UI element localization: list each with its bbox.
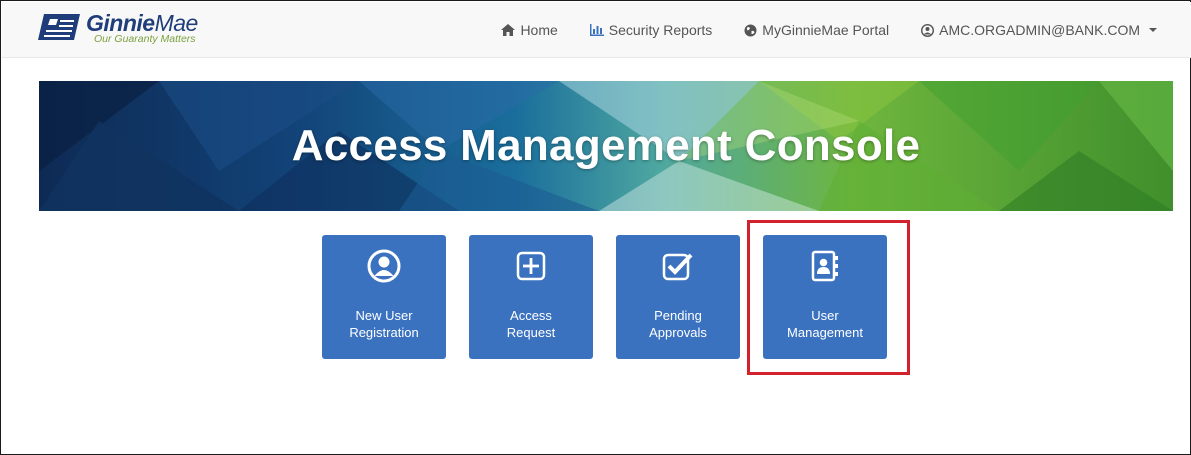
user-circle-icon — [921, 23, 935, 37]
ginniemae-flag-logo-icon — [38, 14, 80, 40]
user-account-dropdown[interactable]: AMC.ORGADMIN@BANK.COM — [905, 22, 1173, 38]
nav-security-reports[interactable]: Security Reports — [574, 22, 728, 38]
home-icon — [501, 24, 516, 36]
nav-security-reports-label: Security Reports — [608, 22, 713, 38]
user-circle-icon — [367, 249, 401, 283]
nav-home-label: Home — [520, 22, 558, 38]
hero-banner: Access Management Console — [39, 81, 1173, 211]
globe-icon — [744, 24, 757, 36]
main-nav: Home Security Reports MyGinnieMae Portal… — [485, 2, 1173, 58]
nav-myginniemae-portal[interactable]: MyGinnieMae Portal — [728, 22, 905, 38]
chevron-down-icon — [1149, 28, 1157, 32]
access-request-tile[interactable]: Access Request — [469, 235, 593, 359]
check-square-icon — [662, 253, 693, 281]
top-navbar: GinnieMae Our Guaranty Matters Home Secu… — [2, 2, 1191, 58]
bar-chart-icon — [589, 24, 604, 36]
tile-label: Access Request — [506, 308, 556, 340]
plus-square-icon — [516, 251, 546, 281]
tile-label: New User Registration — [349, 308, 419, 340]
page-title: Access Management Console — [291, 121, 921, 170]
brand-logo[interactable]: GinnieMae Our Guaranty Matters — [38, 8, 268, 50]
nav-portal-label: MyGinnieMae Portal — [762, 22, 890, 38]
nav-home[interactable]: Home — [485, 22, 573, 38]
brand-tagline: Our Guaranty Matters — [94, 33, 196, 45]
highlight-box — [747, 220, 910, 375]
tile-label: Pending Approvals — [649, 308, 707, 340]
new-user-registration-tile[interactable]: New User Registration — [322, 235, 446, 359]
page-frame: GinnieMae Our Guaranty Matters Home Secu… — [0, 0, 1191, 455]
user-email: AMC.ORGADMIN@BANK.COM — [939, 22, 1140, 38]
pending-approvals-tile[interactable]: Pending Approvals — [616, 235, 740, 359]
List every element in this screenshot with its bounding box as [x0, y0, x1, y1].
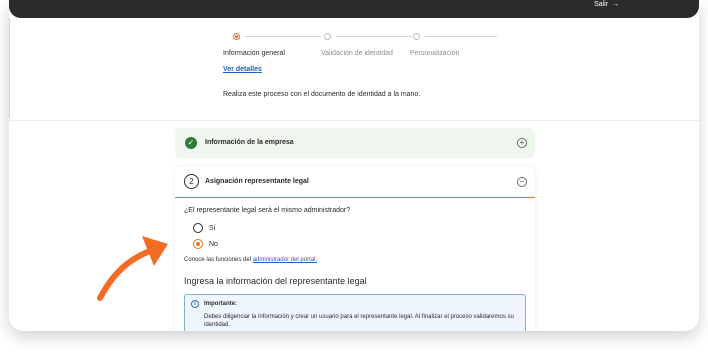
- pointer-arrow-icon: [97, 236, 168, 301]
- top-bar: Salir →: [9, 0, 699, 18]
- functions-text: Conoce las funciones del administrador d…: [184, 257, 317, 263]
- radio-no[interactable]: [193, 239, 203, 249]
- important-notice: i Importante: Debes diligenciar la infor…: [184, 294, 526, 331]
- step-connector-3: [425, 36, 497, 37]
- step-dot-3: [413, 33, 420, 40]
- exit-button[interactable]: Salir →: [594, 0, 619, 10]
- question-text: ¿El representante legal será el mismo ad…: [184, 207, 351, 214]
- company-card-title: Información de la empresa: [205, 139, 294, 146]
- section-divider: [9, 120, 699, 121]
- step-dot-2: [324, 33, 331, 40]
- details-link[interactable]: Ver detalles: [223, 66, 262, 73]
- portal-admin-link[interactable]: administrador del portal.: [253, 257, 317, 263]
- card-header-underline: [175, 197, 535, 198]
- legal-card-title: Asignación representante legal: [205, 178, 309, 185]
- plus-icon[interactable]: +: [517, 138, 527, 148]
- functions-prefix: Conoce las funciones del: [184, 257, 252, 263]
- company-info-card[interactable]: ✓ Información de la empresa +: [175, 128, 535, 158]
- legal-rep-card: 2 Asignación representante legal − ¿El r…: [175, 166, 535, 331]
- radio-no-label: No: [209, 241, 218, 248]
- check-icon: ✓: [185, 137, 197, 149]
- minus-icon[interactable]: −: [517, 177, 527, 187]
- info-icon: i: [191, 300, 199, 308]
- exit-label: Salir: [593, 1, 608, 8]
- step-number-badge: 2: [184, 174, 199, 189]
- section-title: Ingresa la información del representante…: [184, 276, 367, 286]
- step-connector-2: [336, 36, 412, 37]
- step-label-2: Validación de identidad: [321, 50, 393, 57]
- step-dot-1: [233, 33, 240, 40]
- important-title: Importante:: [204, 301, 237, 307]
- left-accent-line: [9, 18, 10, 118]
- radio-yes[interactable]: [193, 223, 203, 233]
- important-text: Debes diligenciar la información y crear…: [204, 314, 514, 328]
- progress-stepper: Información general Validación de identi…: [223, 33, 503, 63]
- exit-arrow-icon: →: [612, 1, 619, 8]
- step-label-3: Personalización: [410, 50, 460, 57]
- radio-yes-label: Sí: [209, 225, 216, 232]
- step-label-1: Información general: [223, 50, 285, 57]
- intro-text: Realiza este proceso con el documento de…: [223, 91, 421, 98]
- step-connector-1: [245, 36, 321, 37]
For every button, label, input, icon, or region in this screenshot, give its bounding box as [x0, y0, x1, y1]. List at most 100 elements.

▸ Do this:
Rewrite the lines above with every "Access Management Console" changed to "Access Control Console" and nothing else altered, and omit the pictures.

▸ Response:
UI element localization: list each with its bbox.
user-circle-icon — [921, 23, 935, 37]
ginniemae-flag-logo-icon — [38, 14, 80, 40]
user-account-dropdown[interactable]: AMC.ORGADMIN@BANK.COM — [905, 22, 1173, 38]
nav-security-reports[interactable]: Security Reports — [574, 22, 728, 38]
home-icon — [501, 24, 516, 36]
nav-security-reports-label: Security Reports — [608, 22, 713, 38]
user-circle-icon — [367, 249, 401, 283]
nav-home-label: Home — [520, 22, 558, 38]
hero-banner: Access Control Console — [39, 81, 1173, 211]
globe-icon — [744, 24, 757, 36]
main-nav: Home Security Reports MyGinnieMae Portal… — [485, 2, 1173, 58]
nav-myginniemae-portal[interactable]: MyGinnieMae Portal — [728, 22, 905, 38]
chevron-down-icon — [1149, 28, 1157, 32]
access-request-tile[interactable]: Access Request — [469, 235, 593, 359]
check-square-icon — [662, 253, 693, 281]
top-navbar: GinnieMae Our Guaranty Matters Home Secu… — [2, 2, 1191, 58]
bar-chart-icon — [589, 24, 604, 36]
tile-label: Access Request — [506, 308, 556, 340]
plus-square-icon — [516, 251, 546, 281]
tile-label: New User Registration — [349, 308, 419, 340]
page-title: Access Control Console — [291, 121, 921, 170]
brand-logo[interactable]: GinnieMae Our Guaranty Matters — [38, 8, 268, 50]
nav-portal-label: MyGinnieMae Portal — [762, 22, 890, 38]
nav-home[interactable]: Home — [485, 22, 573, 38]
brand-tagline: Our Guaranty Matters — [94, 33, 196, 45]
highlight-box — [747, 220, 910, 375]
tile-label: Pending Approvals — [649, 308, 707, 340]
new-user-registration-tile[interactable]: New User Registration — [322, 235, 446, 359]
page-frame: GinnieMae Our Guaranty Matters Home Secu… — [0, 0, 1191, 455]
user-email: AMC.ORGADMIN@BANK.COM — [939, 22, 1140, 38]
pending-approvals-tile[interactable]: Pending Approvals — [616, 235, 740, 359]
List every element in this screenshot with its bounding box as [x0, y0, x1, y1].
- pointer-arrow-icon: [97, 236, 168, 301]
- top-bar: Salir →: [9, 0, 699, 18]
- functions-text: Conoce las funciones del administrador d…: [184, 257, 317, 263]
- radio-no[interactable]: [193, 239, 203, 249]
- important-notice: i Importante: Debes diligenciar la infor…: [184, 294, 526, 331]
- step-connector-3: [425, 36, 497, 37]
- step-dot-3: [413, 33, 420, 40]
- exit-button[interactable]: Salir →: [594, 0, 619, 10]
- question-text: ¿El representante legal será el mismo ad…: [184, 207, 351, 214]
- company-card-title: Información de la empresa: [205, 139, 294, 146]
- section-divider: [9, 120, 699, 121]
- step-dot-2: [324, 33, 331, 40]
- details-link[interactable]: Ver detalles: [223, 66, 262, 73]
- portal-admin-link[interactable]: administrador del portal.: [253, 257, 317, 263]
- card-header-underline: [175, 197, 535, 198]
- legal-card-title: Asignación representante legal: [205, 178, 309, 185]
- plus-icon[interactable]: +: [517, 138, 527, 148]
- functions-prefix: Conoce las funciones del: [184, 257, 252, 263]
- company-info-card[interactable]: ✓ Información de la empresa +: [175, 128, 535, 158]
- legal-rep-card: 2 Asignación representante legal − ¿El r…: [175, 166, 535, 331]
- radio-no-label: No: [209, 241, 218, 248]
- check-icon: ✓: [185, 137, 197, 149]
- minus-icon[interactable]: −: [517, 177, 527, 187]
- info-icon: i: [191, 300, 199, 308]
- exit-label: Salir: [593, 1, 608, 8]
- step-number-badge: 2: [184, 174, 199, 189]
- section-title: Ingresa la información del representante…: [184, 276, 367, 286]
- step-connector-2: [336, 36, 412, 37]
- step-label-2: Validación de identidad: [321, 50, 393, 57]
- step-dot-1: [233, 33, 240, 40]
- important-title: Importante:: [204, 301, 237, 307]
- left-accent-line: [9, 18, 10, 118]
- radio-yes[interactable]: [193, 223, 203, 233]
- important-text: Debes diligenciar la información y crear…: [204, 314, 514, 328]
- progress-stepper: Información general Validación de identi…: [223, 33, 503, 63]
- exit-arrow-icon: →: [612, 1, 619, 8]
- step-label-3: Personalización: [410, 50, 460, 57]
- radio-yes-label: Sí: [209, 225, 216, 232]
- step-label-1: Información general: [223, 50, 285, 57]
- intro-text: Realiza este proceso con el documento de…: [223, 91, 421, 98]
- step-connector-1: [245, 36, 321, 37]
For every button, label, input, icon, or region in this screenshot, give its bounding box as [x0, y0, x1, y1]. List at most 100 elements.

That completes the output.